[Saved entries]
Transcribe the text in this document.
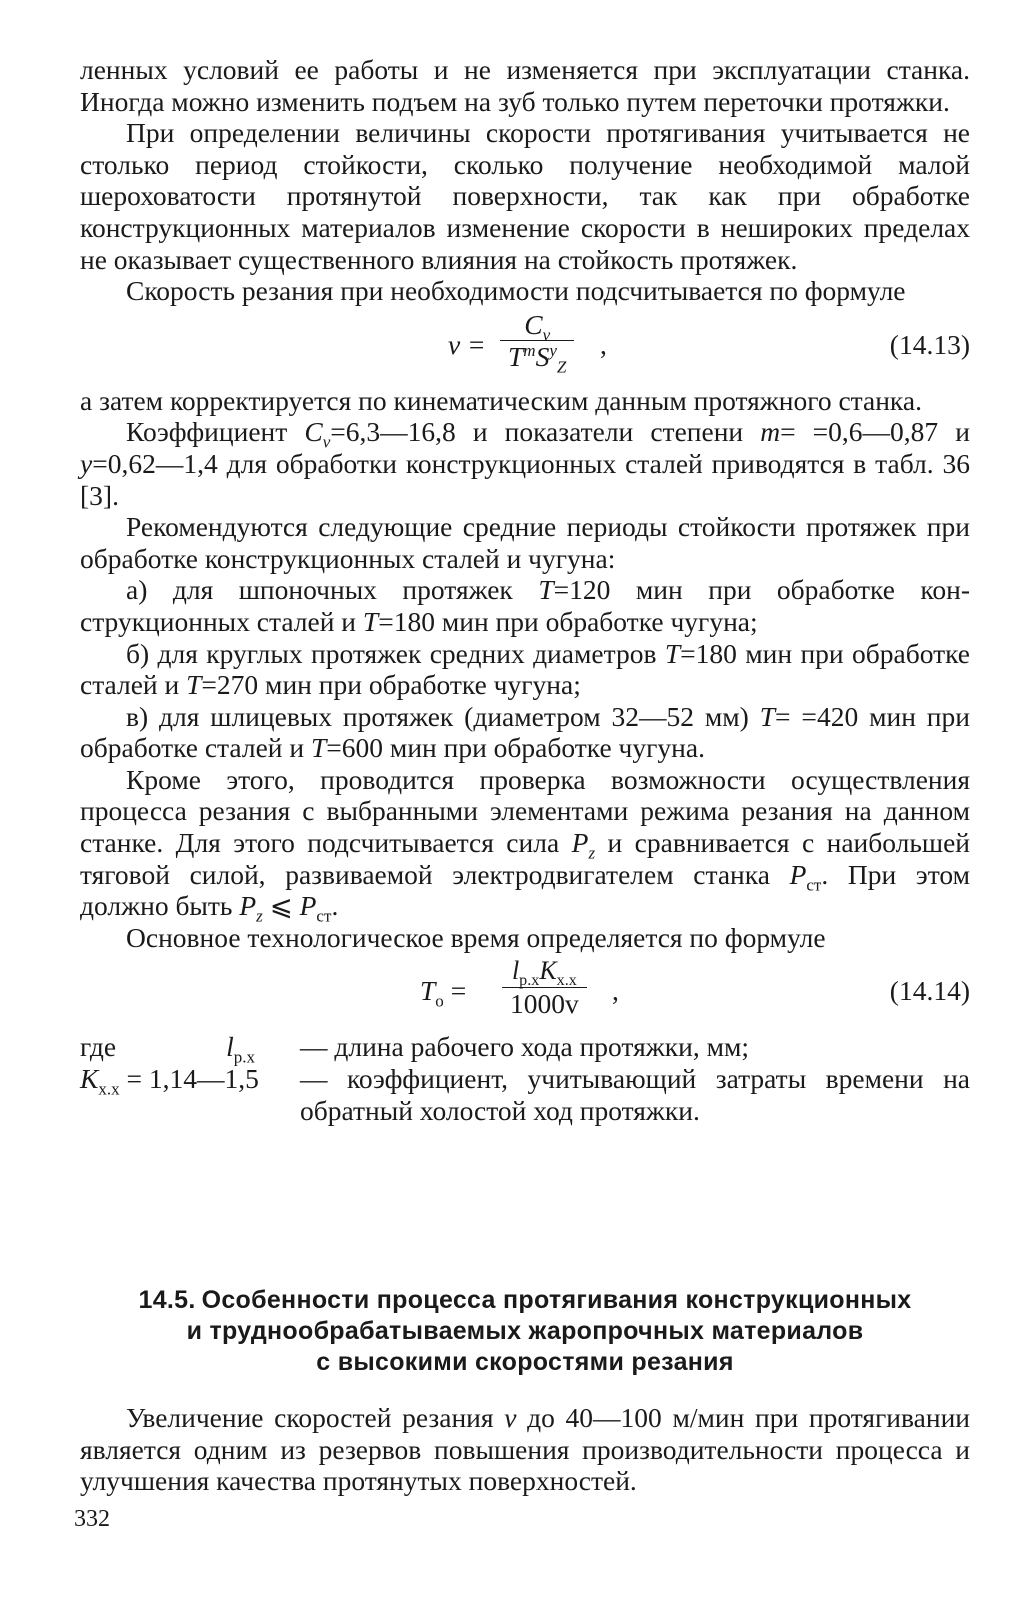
ленных условий ее работы и не изменяется при эксплуатации станка. Иногда можно изменить подъем на зуб только путем переточки протяжки.

При определении величины скорости протягивания учитывается не столько период стойкости, сколько получение необходимой малой шероховатости протянутой поверхности, так как при обработке конструкционных материалов изменение скорости в нешироких пределах не оказывает существенного влияния на стойкость протяжек.

Скорость резания при необходимости подсчитывается по формуле

v =
$C_v$
$T^mS^y_Z$
,	(14.13)

а затем корректируется по кинематическим данным протяжного станка.

Коэффициент $C_v=6,3—16,8$ и показатели степени m= =0,6—0,87 и y=0,62—1,4 для обработки конструкционных сталей приводятся в табл. 36 [3].

Рекомендуются следующие средние периоды стойкости протяжек при обработке конструкционных сталей и чугуна:

а) для шпоночных протяжек T=120 мин при обработке конструкционных сталей и T=180 мин при обработке чугуна;

б) для круглых протяжек средних диаметров T=180 мин при обработке сталей и T=270 мин при обработке чугуна;

в) для шлицевых протяжек (диаметром 32—52 мм) T= =420 мин при обработке сталей и T=600 мин при обработке чугуна.

Кроме этого, проводится проверка возможности осуществления процесса резания с выбранными элементами режима резания на данном станке. Для этого подсчитывается сила $P_z$ и сравнивается с наибольшей тяговой силой, развиваемой электродвигателем станка $P_{ст}$. При этом должно быть $P_z$ ⩽ $P_{ст}$.

Основное технологическое время определяется по формуле

$T_o$ =
$l_{р.х}K_{х.х}$
1000v ,	(14.14)
где	$l_{р.х}$	— длина рабочего хода протяжки, мм;
$K_{х.х}$ = 1,14—1,5	— коэффициент, учитывающий затраты времени на обратный холостой ход протяжки.
14.5. Особенности процесса протягивания конструкционных
и труднообрабатываемых жаропрочных материалов
с высокими скоростями резания

Увеличение скоростей резания v до 40—100 м/мин при протягивании является одним из резервов повышения производительности процесса и улучшения качества протянутых поверхностей.

332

**Task requirements**. Return the entries unchanged, save for the pictures, which do not belong in the copy.

**Finished answer**.
Transcribe the text in this document.
ленных условий ее работы и не изменяется при эксплуатации станка. Иногда можно изменить подъем на зуб только путем переточки протяжки.

При определении величины скорости протягивания учитывается не столько период стойкости, сколько получение необходимой малой шероховатости протянутой поверхности, так как при обработке конструкционных материалов изменение скорости в нешироких пределах не оказывает существенного влияния на стойкость протяжек.

Скорость резания при необходимости подсчитывается по формуле

v =
$C_v$
$T^mS^y_Z$
,	(14.13)

а затем корректируется по кинематическим данным протяжного станка.

Коэффициент $C_v=6,3—16,8$ и показатели степени m= =0,6—0,87 и y=0,62—1,4 для обработки конструкционных сталей приводятся в табл. 36 [3].

Рекомендуются следующие средние периоды стойкости протяжек при обработке конструкционных сталей и чугуна:

а) для шпоночных протяжек T=120 мин при обработке конструкционных сталей и T=180 мин при обработке чугуна;

б) для круглых протяжек средних диаметров T=180 мин при обработке сталей и T=270 мин при обработке чугуна;

в) для шлицевых протяжек (диаметром 32—52 мм) T= =420 мин при обработке сталей и T=600 мин при обработке чугуна.

Кроме этого, проводится проверка возможности осуществления процесса резания с выбранными элементами режима резания на данном станке. Для этого подсчитывается сила $P_z$ и сравнивается с наибольшей тяговой силой, развиваемой электродвигателем станка $P_{ст}$. При этом должно быть $P_z$ ⩽ $P_{ст}$.

Основное технологическое время определяется по формуле

$T_o$ =
$l_{р.х}K_{х.х}$
1000v ,	(14.14)
где	$l_{р.х}$	— длина рабочего хода протяжки, мм;
$K_{х.х}$ = 1,14—1,5	— коэффициент, учитывающий затраты времени на обратный холостой ход протяжки.
14.5. Особенности процесса протягивания конструкционных
и труднообрабатываемых жаропрочных материалов
с высокими скоростями резания

Увеличение скоростей резания v до 40—100 м/мин при протягивании является одним из резервов повышения производительности процесса и улучшения качества протянутых поверхностей.

332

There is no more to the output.